Written exercise: Format the rows from the line containing "Patent image size: (726, 450)." through the line containing "The cell 511 is at (203, 82)." as a numbered list, leaving out blank lines.

=-=-=

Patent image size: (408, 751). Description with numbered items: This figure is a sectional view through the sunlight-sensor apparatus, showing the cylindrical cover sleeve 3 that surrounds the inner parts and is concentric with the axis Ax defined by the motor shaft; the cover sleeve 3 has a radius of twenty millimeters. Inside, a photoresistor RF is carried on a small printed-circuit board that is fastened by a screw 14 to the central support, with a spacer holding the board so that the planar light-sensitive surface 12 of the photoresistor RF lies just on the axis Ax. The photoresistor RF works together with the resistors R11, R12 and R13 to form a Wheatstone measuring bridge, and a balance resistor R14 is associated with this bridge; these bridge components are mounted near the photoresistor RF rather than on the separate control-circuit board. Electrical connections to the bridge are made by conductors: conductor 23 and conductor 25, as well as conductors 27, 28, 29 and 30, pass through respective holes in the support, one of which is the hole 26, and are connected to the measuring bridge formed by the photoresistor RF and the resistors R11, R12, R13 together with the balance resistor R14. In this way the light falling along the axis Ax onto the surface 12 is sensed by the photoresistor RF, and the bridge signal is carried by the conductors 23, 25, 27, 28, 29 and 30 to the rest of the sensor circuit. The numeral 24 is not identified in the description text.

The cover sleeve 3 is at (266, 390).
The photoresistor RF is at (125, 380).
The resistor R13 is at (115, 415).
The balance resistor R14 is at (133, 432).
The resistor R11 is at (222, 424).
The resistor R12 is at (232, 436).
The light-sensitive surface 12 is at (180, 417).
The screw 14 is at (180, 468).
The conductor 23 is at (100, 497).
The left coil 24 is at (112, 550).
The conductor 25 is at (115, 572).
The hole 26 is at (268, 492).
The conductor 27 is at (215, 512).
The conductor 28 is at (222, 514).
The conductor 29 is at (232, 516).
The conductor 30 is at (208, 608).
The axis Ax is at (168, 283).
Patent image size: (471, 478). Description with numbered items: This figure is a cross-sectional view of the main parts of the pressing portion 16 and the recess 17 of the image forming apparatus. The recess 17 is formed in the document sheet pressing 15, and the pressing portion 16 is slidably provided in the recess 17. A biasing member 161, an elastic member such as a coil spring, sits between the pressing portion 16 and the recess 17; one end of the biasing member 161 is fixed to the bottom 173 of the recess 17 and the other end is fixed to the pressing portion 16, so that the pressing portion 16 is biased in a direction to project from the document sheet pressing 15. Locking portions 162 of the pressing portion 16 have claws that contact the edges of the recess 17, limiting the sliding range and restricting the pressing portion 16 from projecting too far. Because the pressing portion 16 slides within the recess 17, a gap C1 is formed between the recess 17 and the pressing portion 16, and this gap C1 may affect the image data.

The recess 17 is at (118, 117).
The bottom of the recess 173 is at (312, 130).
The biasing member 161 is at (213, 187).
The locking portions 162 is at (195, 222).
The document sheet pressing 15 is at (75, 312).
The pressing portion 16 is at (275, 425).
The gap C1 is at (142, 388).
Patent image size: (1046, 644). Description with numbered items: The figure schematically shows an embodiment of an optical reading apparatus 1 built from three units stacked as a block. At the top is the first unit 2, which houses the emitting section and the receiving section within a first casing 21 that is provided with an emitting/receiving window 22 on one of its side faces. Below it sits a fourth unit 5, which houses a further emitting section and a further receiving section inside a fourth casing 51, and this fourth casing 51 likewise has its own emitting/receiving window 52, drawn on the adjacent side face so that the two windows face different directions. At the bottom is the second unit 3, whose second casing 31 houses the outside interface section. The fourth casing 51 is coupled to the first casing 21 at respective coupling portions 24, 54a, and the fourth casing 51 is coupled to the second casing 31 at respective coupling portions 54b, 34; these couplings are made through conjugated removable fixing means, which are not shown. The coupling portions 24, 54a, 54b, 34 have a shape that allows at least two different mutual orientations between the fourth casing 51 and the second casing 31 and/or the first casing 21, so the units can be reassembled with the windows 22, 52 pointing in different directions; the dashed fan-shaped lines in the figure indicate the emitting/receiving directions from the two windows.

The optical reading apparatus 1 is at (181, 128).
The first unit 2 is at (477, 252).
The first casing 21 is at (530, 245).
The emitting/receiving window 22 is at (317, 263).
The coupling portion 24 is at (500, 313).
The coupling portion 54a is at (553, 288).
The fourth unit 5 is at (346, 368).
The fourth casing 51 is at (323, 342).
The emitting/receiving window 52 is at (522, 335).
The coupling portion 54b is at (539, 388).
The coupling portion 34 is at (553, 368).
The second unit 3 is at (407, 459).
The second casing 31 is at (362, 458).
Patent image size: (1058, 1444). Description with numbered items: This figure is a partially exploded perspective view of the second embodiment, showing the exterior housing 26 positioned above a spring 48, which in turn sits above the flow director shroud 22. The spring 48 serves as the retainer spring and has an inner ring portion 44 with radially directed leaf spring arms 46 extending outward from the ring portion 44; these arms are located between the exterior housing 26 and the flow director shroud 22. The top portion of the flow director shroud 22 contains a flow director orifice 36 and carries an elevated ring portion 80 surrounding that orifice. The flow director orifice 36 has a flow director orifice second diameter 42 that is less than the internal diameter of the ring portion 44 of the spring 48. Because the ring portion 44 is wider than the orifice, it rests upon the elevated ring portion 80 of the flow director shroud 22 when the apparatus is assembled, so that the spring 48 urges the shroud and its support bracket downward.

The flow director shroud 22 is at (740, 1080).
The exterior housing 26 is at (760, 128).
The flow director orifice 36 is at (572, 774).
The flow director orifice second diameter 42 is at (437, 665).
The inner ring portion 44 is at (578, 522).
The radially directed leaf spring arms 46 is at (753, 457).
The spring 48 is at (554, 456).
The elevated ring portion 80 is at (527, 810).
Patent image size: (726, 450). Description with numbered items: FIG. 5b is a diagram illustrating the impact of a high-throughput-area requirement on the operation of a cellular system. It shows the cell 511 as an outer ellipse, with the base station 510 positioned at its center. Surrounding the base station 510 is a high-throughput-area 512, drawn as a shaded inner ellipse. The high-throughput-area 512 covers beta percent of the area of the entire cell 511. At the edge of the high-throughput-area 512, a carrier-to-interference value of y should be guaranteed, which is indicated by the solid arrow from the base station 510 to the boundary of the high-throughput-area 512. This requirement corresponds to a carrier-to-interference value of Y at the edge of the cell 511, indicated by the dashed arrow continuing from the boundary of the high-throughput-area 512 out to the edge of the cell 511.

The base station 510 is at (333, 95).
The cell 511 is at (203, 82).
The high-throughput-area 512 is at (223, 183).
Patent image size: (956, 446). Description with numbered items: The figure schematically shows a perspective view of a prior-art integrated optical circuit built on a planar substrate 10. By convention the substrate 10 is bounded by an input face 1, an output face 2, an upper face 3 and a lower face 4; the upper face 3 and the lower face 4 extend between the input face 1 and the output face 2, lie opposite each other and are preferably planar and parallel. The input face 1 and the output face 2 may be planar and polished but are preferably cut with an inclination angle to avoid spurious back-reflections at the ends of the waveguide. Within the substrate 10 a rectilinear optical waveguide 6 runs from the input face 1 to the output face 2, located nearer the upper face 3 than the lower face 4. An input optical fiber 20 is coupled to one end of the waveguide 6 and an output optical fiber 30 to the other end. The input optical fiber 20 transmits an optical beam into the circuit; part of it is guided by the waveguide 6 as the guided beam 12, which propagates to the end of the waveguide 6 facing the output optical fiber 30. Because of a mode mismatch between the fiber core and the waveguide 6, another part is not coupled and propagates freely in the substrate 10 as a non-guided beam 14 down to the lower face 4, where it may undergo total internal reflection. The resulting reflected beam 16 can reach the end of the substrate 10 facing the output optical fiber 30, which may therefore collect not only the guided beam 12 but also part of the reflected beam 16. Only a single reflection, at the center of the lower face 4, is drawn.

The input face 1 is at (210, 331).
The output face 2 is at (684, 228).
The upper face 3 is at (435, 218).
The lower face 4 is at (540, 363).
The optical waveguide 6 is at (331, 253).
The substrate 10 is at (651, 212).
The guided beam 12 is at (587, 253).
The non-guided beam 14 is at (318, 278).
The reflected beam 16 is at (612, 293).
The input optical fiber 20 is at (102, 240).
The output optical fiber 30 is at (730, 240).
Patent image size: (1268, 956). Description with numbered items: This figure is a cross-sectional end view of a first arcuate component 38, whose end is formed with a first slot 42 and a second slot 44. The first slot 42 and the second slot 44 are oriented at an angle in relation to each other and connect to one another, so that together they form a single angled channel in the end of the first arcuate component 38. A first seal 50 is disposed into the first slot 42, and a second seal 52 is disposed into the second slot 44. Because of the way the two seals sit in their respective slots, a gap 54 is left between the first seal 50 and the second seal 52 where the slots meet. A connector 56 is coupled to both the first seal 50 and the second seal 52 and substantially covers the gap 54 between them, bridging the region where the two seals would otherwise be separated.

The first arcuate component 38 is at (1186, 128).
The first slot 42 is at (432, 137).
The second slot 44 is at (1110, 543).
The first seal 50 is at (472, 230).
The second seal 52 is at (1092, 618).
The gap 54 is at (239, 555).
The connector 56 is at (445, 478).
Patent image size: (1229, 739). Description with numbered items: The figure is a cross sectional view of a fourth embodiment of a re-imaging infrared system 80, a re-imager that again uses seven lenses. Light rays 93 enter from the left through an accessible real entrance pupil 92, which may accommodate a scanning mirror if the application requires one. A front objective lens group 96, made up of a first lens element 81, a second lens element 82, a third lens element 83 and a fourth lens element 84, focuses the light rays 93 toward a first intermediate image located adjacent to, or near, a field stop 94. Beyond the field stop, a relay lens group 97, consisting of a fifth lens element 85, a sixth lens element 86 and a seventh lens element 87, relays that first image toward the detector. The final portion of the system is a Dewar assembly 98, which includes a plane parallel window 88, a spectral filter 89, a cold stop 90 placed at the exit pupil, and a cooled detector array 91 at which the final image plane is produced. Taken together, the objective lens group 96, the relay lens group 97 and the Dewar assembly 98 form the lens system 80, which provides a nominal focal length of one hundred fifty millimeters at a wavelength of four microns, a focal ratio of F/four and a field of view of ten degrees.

=-=-=

Answer to this exercise:
1. Patent image size: (726, 450). Description with numbered items: FIG. 5b is a diagram illustrating the impact of a high-throughput-area requirement on the operation of a cellular system. It shows the cell 511 as an outer ellipse, with the base station 510 positioned at its center. Surrounding the base station 510 is a high-throughput-area 512, drawn as a shaded inner ellipse. The high-throughput-area 512 covers beta percent of the area of the entire cell 511. At the edge of the high-throughput-area 512, a carrier-to-interference value of y should be guaranteed, which is indicated by the solid arrow from the base station 510 to the boundary of the high-throughput-area 512. This requirement corresponds to a carrier-to-interference value of Y at the edge of the cell 511, indicated by the dashed arrow continuing from the boundary of the high-throughput-area 512 out to the edge of the cell 511.
2. The base station 510 is at (333, 95).
3. The cell 511 is at (203, 82).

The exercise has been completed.